**Recorded data:**
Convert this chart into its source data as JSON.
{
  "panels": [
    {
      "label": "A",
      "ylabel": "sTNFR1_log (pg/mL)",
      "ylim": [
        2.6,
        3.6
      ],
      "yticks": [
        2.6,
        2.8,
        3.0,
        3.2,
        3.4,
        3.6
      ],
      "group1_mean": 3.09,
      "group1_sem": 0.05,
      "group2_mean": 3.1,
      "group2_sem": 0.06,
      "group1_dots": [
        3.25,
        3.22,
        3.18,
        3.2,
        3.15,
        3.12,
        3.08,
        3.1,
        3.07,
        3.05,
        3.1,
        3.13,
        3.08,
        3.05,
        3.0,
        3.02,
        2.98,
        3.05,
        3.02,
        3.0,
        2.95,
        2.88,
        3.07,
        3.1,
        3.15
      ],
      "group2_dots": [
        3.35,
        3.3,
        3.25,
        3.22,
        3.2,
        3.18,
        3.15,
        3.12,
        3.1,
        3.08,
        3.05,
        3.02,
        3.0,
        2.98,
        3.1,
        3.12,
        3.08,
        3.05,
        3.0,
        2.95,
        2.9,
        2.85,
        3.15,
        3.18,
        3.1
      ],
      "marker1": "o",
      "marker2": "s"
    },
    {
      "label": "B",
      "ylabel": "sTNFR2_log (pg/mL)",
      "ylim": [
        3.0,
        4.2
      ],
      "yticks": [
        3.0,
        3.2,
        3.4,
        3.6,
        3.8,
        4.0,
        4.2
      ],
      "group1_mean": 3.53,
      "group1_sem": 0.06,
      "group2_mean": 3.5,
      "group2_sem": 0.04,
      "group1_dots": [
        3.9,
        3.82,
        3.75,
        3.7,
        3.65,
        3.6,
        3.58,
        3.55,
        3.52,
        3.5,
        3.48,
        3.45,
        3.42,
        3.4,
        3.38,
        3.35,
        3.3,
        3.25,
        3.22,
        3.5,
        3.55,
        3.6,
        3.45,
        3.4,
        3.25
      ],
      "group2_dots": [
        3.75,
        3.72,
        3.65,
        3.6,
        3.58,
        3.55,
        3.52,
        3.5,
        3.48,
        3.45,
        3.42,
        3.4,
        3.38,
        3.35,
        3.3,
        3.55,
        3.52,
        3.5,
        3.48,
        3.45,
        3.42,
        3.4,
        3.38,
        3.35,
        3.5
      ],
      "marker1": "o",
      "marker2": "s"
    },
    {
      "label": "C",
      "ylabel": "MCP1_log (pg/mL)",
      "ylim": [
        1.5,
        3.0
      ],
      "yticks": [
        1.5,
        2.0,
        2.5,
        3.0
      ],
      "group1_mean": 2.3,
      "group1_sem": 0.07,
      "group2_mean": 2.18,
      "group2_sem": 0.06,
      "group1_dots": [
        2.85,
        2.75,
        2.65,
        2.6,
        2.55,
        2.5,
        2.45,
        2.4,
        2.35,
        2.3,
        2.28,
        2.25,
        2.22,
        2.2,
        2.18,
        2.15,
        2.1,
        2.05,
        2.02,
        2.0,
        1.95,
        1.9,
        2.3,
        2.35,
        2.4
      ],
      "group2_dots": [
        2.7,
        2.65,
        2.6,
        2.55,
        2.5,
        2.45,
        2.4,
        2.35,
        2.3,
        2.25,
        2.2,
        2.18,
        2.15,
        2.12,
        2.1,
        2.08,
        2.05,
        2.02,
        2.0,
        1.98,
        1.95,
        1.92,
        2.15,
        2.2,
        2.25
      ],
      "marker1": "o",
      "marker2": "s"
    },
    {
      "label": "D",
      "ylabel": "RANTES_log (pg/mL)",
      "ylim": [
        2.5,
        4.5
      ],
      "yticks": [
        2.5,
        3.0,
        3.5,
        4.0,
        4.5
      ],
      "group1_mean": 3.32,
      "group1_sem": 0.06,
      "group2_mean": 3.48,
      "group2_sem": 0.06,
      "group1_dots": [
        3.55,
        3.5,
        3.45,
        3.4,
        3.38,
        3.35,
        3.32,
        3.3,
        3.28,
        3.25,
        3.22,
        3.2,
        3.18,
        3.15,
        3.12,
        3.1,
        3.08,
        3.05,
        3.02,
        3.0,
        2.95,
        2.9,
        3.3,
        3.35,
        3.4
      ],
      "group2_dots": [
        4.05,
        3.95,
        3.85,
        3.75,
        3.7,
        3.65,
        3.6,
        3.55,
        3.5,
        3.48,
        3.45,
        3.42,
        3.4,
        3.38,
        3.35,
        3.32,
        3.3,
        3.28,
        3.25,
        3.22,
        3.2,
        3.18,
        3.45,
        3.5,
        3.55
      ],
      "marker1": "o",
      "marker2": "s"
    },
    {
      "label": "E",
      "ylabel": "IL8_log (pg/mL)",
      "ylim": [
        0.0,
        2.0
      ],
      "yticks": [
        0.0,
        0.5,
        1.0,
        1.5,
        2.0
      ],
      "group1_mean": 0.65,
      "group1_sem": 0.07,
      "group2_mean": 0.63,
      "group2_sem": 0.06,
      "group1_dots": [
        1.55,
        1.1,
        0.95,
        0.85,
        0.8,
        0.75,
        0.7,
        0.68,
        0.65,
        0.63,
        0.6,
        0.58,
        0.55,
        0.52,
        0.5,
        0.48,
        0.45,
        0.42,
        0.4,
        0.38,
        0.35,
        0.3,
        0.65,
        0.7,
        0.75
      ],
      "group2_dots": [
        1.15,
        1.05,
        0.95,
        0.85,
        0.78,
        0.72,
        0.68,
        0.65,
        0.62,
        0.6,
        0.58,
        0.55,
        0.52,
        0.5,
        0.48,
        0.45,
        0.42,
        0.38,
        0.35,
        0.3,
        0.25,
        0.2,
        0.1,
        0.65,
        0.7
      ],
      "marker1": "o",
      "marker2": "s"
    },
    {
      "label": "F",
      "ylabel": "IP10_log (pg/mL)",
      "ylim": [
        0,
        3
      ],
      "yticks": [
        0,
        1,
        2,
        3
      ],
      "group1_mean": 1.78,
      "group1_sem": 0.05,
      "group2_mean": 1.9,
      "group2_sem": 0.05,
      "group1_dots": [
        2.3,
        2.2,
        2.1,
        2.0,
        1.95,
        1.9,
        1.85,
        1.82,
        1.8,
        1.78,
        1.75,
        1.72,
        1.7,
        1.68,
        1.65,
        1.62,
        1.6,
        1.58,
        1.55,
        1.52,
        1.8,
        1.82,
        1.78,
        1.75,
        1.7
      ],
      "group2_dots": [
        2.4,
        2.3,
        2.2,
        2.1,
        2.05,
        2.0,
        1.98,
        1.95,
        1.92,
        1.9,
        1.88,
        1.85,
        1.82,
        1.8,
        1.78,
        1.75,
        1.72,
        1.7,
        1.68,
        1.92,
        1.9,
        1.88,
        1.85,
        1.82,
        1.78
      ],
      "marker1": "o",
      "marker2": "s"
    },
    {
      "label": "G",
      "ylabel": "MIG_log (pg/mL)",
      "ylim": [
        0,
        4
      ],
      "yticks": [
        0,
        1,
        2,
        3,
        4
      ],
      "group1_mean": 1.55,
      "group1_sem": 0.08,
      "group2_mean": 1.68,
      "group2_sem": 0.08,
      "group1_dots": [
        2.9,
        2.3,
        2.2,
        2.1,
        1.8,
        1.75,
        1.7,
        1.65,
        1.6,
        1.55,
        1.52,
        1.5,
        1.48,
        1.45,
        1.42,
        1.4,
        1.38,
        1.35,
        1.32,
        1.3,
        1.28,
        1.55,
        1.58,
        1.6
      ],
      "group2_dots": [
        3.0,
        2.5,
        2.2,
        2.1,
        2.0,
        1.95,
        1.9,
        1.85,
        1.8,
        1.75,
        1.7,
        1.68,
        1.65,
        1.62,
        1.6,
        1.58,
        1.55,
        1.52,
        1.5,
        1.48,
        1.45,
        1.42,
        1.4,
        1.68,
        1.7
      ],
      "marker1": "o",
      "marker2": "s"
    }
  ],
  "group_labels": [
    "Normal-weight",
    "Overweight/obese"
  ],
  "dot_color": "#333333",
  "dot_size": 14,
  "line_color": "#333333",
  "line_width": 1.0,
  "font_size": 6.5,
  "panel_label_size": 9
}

**Direction:**
Identify every line holding the word "ylabel" and copy it out.

**Right answer:**
      "ylabel": "sTNFR1_log (pg/mL)",
      "ylabel": "sTNFR2_log (pg/mL)",
      "ylabel": "MCP1_log (pg/mL)",
      "ylabel": "RANTES_log (pg/mL)",
      "ylabel": "IL8_log (pg/mL)",
      "ylabel": "IP10_log (pg/mL)",
      "ylabel": "MIG_log (pg/mL)",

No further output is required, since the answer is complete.